## Begin STORED DATA
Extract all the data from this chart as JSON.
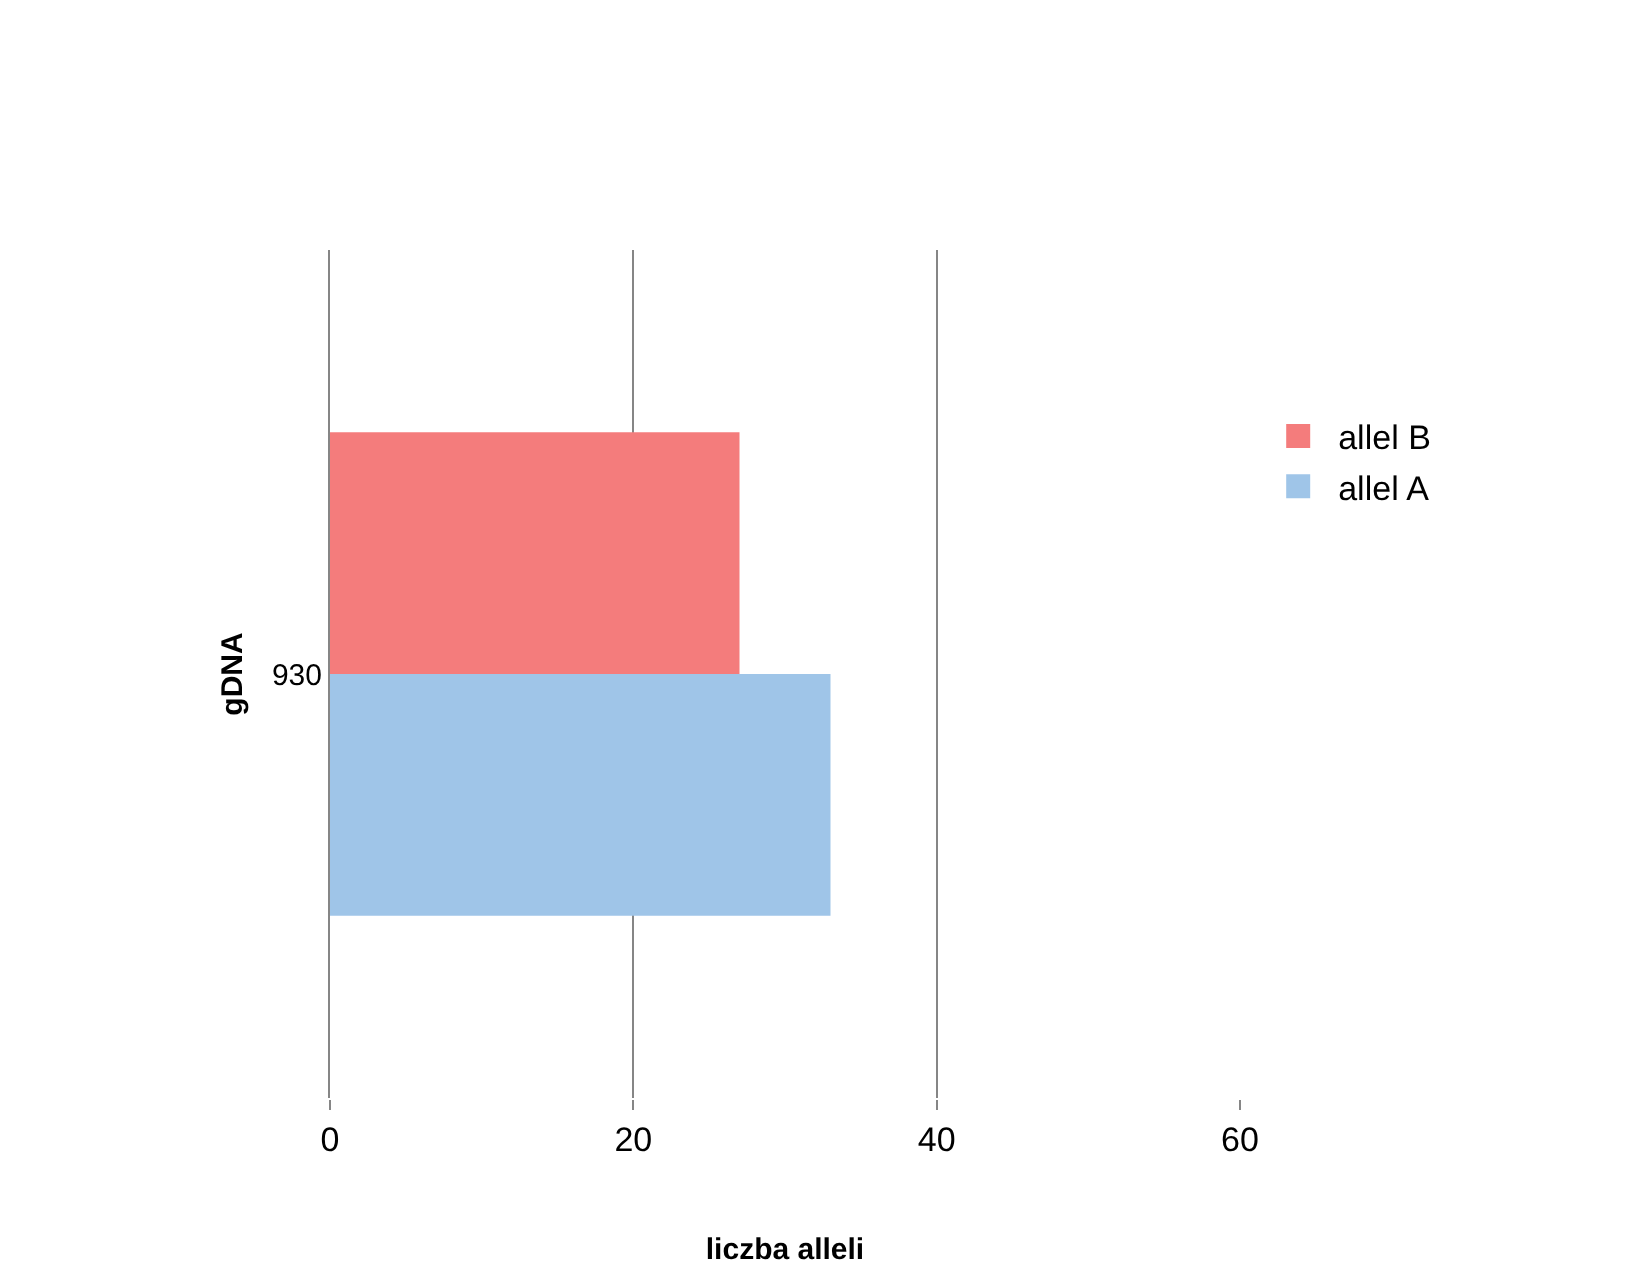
{
  "chart_data": {
    "type": "bar",
    "orientation": "horizontal",
    "xlabel": "liczba alleli",
    "ylabel": "gDNA",
    "categories": [
      "930"
    ],
    "series": [
      {
        "name": "allel A",
        "color": "#9fc5e8",
        "values": [
          33
        ]
      },
      {
        "name": "allel B",
        "color": "#f47c7c",
        "values": [
          27
        ]
      }
    ],
    "xlim": [
      0,
      60
    ],
    "xticks": [
      0,
      20,
      40,
      60
    ],
    "grid": "x",
    "legend": "right"
  }
}
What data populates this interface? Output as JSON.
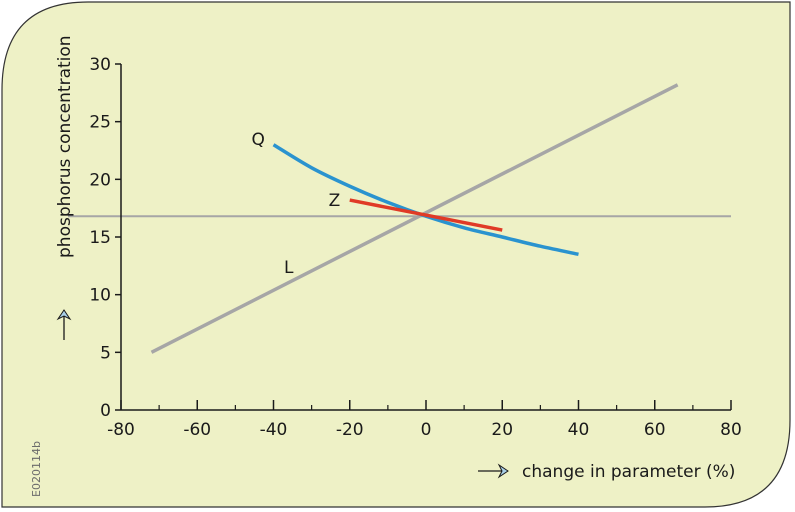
{
  "figure_code": "E020114b",
  "colors": {
    "panel_fill": "#eef1c6",
    "panel_stroke": "#333333",
    "axis": "#1a1a1a",
    "arrow_fill": "#a9cfe6",
    "line_L": "#a6a6a6",
    "ref_line": "#a6a6a6",
    "curve_Q": "#2a93cf",
    "curve_Z": "#e03a26"
  },
  "chart_data": {
    "type": "line",
    "title": "",
    "xlabel": "change in parameter (%)",
    "ylabel": "phosphorus concentration",
    "xlim": [
      -80,
      80
    ],
    "ylim": [
      0,
      30
    ],
    "x_ticks": [
      -80,
      -60,
      -40,
      -20,
      0,
      20,
      40,
      60,
      80
    ],
    "x_minor_ticks": [
      -70,
      -50,
      -30,
      -10,
      10,
      30,
      50,
      70
    ],
    "y_ticks": [
      0,
      5,
      10,
      15,
      20,
      25,
      30
    ],
    "grid": false,
    "legend": "none",
    "reference_line": {
      "y": 16.8
    },
    "series": [
      {
        "name": "L",
        "color": "#a6a6a6",
        "x": [
          -72,
          66
        ],
        "y": [
          5.0,
          28.2
        ]
      },
      {
        "name": "Q",
        "color": "#2a93cf",
        "x": [
          -40,
          -30,
          -20,
          -10,
          0,
          10,
          20,
          30,
          40
        ],
        "y": [
          23.0,
          21.0,
          19.4,
          18.0,
          16.8,
          15.8,
          15.0,
          14.2,
          13.5
        ]
      },
      {
        "name": "Z",
        "color": "#e03a26",
        "x": [
          -20,
          20
        ],
        "y": [
          18.2,
          15.6
        ]
      }
    ],
    "annotations": [
      {
        "text": "Q",
        "x": -44,
        "y": 23.5
      },
      {
        "text": "Z",
        "x": -24,
        "y": 18.2
      },
      {
        "text": "L",
        "x": -36,
        "y": 12.4
      }
    ]
  }
}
## End STORED DATA
== DIRECTIONS ==
Exactly reproduce the entries above, minus the pictures.

== PROBLEM SOLUTION ==
Extract all the data from this chart as JSON.
{
  "chart_data": {
    "type": "bar",
    "orientation": "horizontal",
    "xlabel": "liczba alleli",
    "ylabel": "gDNA",
    "categories": [
      "930"
    ],
    "series": [
      {
        "name": "allel A",
        "color": "#9fc5e8",
        "values": [
          33
        ]
      },
      {
        "name": "allel B",
        "color": "#f47c7c",
        "values": [
          27
        ]
      }
    ],
    "xlim": [
      0,
      60
    ],
    "xticks": [
      0,
      20,
      40,
      60
    ],
    "grid": "x",
    "legend": "right"
  }
}
What data populates this interface? Output as JSON.
{
  "figure_code": "E020114b",
  "colors": {
    "panel_fill": "#eef1c6",
    "panel_stroke": "#333333",
    "axis": "#1a1a1a",
    "arrow_fill": "#a9cfe6",
    "line_L": "#a6a6a6",
    "ref_line": "#a6a6a6",
    "curve_Q": "#2a93cf",
    "curve_Z": "#e03a26"
  },
  "chart_data": {
    "type": "line",
    "title": "",
    "xlabel": "change in parameter (%)",
    "ylabel": "phosphorus concentration",
    "xlim": [
      -80,
      80
    ],
    "ylim": [
      0,
      30
    ],
    "x_ticks": [
      -80,
      -60,
      -40,
      -20,
      0,
      20,
      40,
      60,
      80
    ],
    "x_minor_ticks": [
      -70,
      -50,
      -30,
      -10,
      10,
      30,
      50,
      70
    ],
    "y_ticks": [
      0,
      5,
      10,
      15,
      20,
      25,
      30
    ],
    "grid": false,
    "legend": "none",
    "reference_line": {
      "y": 16.8
    },
    "series": [
      {
        "name": "L",
        "color": "#a6a6a6",
        "x": [
          -72,
          66
        ],
        "y": [
          5.0,
          28.2
        ]
      },
      {
        "name": "Q",
        "color": "#2a93cf",
        "x": [
          -40,
          -30,
          -20,
          -10,
          0,
          10,
          20,
          30,
          40
        ],
        "y": [
          23.0,
          21.0,
          19.4,
          18.0,
          16.8,
          15.8,
          15.0,
          14.2,
          13.5
        ]
      },
      {
        "name": "Z",
        "color": "#e03a26",
        "x": [
          -20,
          20
        ],
        "y": [
          18.2,
          15.6
        ]
      }
    ],
    "annotations": [
      {
        "text": "Q",
        "x": -44,
        "y": 23.5
      },
      {
        "text": "Z",
        "x": -24,
        "y": 18.2
      },
      {
        "text": "L",
        "x": -36,
        "y": 12.4
      }
    ]
  }
}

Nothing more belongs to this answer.